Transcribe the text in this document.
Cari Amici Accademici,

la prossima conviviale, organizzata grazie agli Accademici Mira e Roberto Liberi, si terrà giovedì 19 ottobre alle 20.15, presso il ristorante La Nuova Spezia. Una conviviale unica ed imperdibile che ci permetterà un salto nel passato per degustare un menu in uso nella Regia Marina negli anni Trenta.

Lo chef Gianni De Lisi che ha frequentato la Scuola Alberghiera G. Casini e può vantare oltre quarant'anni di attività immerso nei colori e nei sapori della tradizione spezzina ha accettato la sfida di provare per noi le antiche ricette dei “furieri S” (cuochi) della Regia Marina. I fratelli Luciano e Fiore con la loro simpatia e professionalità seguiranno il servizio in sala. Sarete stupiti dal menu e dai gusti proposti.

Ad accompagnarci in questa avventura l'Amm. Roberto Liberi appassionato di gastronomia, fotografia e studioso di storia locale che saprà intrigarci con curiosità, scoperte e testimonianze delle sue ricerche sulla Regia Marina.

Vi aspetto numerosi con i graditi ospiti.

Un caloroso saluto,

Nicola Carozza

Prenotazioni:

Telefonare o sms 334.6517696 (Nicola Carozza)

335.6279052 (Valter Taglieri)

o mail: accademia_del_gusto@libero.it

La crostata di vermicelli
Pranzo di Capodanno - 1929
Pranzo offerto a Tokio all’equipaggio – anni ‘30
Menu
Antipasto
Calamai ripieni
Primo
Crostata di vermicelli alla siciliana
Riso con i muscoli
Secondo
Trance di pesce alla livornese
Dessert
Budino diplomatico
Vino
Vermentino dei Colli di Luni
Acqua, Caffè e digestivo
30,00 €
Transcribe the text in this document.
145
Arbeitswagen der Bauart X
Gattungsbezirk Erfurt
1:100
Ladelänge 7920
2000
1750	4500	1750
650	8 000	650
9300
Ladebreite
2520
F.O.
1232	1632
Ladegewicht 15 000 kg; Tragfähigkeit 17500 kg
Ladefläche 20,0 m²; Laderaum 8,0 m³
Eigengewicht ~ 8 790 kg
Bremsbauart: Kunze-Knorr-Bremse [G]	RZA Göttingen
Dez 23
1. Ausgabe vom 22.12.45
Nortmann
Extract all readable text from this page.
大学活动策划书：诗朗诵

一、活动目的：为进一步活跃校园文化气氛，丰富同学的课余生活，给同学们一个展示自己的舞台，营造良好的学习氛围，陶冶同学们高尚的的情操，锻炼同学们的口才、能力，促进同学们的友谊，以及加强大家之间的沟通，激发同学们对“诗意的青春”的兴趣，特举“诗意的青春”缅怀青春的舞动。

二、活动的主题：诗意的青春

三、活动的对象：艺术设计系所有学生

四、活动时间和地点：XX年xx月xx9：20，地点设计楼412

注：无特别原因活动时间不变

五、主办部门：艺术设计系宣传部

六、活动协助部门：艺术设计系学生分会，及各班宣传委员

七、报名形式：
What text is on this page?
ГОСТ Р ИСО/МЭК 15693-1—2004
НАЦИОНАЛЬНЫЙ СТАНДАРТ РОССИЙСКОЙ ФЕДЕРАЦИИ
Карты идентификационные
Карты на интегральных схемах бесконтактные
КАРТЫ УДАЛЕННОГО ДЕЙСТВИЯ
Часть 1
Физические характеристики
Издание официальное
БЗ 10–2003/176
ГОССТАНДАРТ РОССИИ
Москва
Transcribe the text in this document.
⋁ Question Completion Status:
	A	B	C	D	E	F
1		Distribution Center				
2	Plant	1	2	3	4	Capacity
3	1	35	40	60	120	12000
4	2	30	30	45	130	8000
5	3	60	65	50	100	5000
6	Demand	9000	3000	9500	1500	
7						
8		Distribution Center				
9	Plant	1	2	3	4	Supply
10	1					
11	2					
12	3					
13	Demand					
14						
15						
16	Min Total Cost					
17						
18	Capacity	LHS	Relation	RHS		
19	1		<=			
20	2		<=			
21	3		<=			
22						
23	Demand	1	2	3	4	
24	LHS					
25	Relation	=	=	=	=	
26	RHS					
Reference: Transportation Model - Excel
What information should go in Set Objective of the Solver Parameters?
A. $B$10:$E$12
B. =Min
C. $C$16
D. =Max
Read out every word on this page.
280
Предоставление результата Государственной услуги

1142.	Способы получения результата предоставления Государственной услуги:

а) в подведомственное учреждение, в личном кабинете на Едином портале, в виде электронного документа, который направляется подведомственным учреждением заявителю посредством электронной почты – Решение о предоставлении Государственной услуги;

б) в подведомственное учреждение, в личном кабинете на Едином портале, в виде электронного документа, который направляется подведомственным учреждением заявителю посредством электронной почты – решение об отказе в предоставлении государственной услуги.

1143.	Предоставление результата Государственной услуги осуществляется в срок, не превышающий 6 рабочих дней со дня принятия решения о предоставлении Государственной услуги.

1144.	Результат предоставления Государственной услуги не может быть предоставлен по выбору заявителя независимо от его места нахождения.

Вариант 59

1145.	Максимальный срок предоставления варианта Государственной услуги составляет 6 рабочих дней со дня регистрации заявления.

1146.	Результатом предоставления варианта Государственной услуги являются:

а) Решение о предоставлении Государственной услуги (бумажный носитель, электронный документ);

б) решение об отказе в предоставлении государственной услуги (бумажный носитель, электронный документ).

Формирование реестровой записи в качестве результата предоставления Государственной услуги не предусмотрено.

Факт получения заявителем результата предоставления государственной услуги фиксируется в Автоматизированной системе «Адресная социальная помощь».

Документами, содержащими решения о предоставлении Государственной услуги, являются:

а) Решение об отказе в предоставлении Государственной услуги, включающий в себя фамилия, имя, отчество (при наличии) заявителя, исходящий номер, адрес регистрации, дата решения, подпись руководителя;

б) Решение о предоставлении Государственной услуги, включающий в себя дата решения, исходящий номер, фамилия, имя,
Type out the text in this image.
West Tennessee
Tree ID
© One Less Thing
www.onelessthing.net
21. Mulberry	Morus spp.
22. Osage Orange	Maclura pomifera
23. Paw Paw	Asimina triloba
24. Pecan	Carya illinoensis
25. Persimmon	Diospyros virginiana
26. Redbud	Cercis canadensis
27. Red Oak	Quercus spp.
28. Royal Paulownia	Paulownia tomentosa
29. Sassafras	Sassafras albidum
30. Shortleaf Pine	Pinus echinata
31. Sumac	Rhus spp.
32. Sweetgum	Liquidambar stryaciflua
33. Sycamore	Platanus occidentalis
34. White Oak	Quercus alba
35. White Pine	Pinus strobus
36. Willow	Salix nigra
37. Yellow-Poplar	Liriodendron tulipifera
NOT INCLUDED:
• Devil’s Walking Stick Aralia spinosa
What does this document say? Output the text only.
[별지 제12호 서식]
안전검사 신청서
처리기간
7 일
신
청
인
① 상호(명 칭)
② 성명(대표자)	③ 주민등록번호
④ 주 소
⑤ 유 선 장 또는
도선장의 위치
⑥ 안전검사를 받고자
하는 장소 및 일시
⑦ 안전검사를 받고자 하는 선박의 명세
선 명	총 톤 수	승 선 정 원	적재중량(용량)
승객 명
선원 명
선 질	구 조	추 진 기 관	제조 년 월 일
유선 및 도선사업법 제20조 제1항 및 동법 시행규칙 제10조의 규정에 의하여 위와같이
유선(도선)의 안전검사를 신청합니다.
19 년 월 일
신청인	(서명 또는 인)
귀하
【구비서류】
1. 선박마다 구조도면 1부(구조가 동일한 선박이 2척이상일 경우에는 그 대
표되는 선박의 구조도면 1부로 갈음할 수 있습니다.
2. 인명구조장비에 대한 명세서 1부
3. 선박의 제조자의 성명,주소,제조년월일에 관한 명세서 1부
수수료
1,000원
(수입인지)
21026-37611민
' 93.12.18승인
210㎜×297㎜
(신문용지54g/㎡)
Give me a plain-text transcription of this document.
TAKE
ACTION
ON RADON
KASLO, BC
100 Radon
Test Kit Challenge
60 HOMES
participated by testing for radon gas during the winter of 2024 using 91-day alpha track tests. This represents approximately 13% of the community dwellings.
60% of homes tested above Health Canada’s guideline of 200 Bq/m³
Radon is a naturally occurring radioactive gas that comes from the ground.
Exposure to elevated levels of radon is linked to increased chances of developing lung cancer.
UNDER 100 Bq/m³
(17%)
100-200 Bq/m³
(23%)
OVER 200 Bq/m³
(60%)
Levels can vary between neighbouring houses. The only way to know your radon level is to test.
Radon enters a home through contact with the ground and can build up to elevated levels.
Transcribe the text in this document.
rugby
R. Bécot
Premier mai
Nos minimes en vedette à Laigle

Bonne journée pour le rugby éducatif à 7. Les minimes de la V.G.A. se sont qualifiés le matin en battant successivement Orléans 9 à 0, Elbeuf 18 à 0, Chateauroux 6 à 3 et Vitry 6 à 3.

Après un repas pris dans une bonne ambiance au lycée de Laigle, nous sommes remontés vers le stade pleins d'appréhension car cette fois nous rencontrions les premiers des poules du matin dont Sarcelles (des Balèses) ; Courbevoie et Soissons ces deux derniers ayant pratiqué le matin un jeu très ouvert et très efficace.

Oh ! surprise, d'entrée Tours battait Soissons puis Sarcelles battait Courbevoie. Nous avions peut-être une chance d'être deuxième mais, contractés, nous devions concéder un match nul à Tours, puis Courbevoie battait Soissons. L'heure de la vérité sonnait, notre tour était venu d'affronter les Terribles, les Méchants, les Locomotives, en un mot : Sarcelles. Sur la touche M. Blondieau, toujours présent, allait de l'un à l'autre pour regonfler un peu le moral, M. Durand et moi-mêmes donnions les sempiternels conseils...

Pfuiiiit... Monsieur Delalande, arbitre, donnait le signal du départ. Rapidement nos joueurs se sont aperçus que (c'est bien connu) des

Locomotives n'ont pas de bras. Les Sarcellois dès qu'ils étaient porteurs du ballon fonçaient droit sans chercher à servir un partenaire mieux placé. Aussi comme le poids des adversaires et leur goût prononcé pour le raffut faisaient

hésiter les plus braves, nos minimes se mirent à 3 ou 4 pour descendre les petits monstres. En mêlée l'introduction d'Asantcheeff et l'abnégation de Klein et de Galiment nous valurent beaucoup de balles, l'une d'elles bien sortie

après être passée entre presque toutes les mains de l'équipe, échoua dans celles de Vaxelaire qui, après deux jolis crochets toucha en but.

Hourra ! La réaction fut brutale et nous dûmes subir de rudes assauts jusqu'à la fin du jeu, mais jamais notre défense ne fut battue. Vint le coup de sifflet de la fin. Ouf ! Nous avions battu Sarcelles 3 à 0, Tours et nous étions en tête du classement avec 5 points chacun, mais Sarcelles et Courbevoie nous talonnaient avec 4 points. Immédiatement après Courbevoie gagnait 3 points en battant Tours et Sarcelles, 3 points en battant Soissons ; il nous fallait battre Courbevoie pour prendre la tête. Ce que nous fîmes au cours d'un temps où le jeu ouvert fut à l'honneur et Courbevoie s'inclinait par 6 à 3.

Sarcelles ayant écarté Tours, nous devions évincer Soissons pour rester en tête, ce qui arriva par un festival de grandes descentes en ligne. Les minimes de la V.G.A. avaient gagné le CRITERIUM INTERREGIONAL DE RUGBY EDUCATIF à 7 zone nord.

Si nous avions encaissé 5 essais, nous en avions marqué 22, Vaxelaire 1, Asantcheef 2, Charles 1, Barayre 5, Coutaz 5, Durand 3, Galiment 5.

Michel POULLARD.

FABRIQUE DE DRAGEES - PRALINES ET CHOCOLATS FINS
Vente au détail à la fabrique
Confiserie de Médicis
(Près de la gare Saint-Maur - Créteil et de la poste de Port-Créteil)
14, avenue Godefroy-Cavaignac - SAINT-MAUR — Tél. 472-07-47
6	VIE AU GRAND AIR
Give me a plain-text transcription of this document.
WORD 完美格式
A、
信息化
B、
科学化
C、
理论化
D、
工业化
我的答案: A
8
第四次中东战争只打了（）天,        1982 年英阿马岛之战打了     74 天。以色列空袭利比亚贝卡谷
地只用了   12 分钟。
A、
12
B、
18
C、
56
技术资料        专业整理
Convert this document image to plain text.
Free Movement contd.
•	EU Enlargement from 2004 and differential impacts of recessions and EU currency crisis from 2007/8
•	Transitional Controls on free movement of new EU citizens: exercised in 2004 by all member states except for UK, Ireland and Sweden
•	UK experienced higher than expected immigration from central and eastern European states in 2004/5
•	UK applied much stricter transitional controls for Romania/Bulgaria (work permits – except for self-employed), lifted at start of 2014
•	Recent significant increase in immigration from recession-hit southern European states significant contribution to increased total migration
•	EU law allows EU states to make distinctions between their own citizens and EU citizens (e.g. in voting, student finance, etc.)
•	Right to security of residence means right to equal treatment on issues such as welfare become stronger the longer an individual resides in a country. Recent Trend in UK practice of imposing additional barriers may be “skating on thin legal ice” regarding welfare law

▶ _Task requirements_
Above are the records. Copy every line in them holding "What".

▶ _Final result_
What text is on this page?
What information should go in Set Objective of the Solver Parameters?
What does this document say? Output the text only.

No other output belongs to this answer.